:: ENTRIES ::

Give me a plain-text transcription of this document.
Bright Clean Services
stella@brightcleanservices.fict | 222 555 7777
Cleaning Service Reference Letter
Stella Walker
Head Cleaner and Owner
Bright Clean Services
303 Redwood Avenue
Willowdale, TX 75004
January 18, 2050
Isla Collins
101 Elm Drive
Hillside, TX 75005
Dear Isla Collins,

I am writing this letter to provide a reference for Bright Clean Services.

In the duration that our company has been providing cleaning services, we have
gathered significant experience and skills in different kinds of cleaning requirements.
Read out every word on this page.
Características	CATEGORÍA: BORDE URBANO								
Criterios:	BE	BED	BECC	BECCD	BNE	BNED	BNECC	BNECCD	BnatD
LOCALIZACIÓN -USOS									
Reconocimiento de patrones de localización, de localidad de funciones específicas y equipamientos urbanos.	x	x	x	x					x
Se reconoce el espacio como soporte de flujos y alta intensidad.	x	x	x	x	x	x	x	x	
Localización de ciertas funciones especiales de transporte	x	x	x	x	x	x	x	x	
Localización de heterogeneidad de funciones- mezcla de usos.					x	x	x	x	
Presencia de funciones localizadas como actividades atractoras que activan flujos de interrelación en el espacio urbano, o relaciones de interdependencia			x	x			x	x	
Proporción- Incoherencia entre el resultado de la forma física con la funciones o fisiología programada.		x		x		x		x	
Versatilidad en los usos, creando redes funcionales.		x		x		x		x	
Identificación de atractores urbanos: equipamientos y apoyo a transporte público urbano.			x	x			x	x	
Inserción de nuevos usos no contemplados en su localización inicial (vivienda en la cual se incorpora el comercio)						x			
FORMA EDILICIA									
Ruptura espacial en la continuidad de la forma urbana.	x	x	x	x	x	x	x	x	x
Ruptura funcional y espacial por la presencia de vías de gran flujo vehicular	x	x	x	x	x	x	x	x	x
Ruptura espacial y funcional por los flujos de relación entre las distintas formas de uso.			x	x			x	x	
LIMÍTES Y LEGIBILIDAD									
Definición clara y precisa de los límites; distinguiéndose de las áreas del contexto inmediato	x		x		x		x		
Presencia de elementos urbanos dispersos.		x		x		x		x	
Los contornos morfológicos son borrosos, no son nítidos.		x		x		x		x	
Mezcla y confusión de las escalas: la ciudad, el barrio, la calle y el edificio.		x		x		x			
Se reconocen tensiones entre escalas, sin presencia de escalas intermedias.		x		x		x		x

:::

*AIM OF THE TASK*:
Go through the listing above and list every line that has the word "transporte".

*EXERCISE SOLUTION*:
Localización de ciertas funciones especiales de transporte	x	x	x	x	x	x	x	x	
Identificación de atractores urbanos: equipamientos y apoyo a transporte público urbano.			x	x			x	x	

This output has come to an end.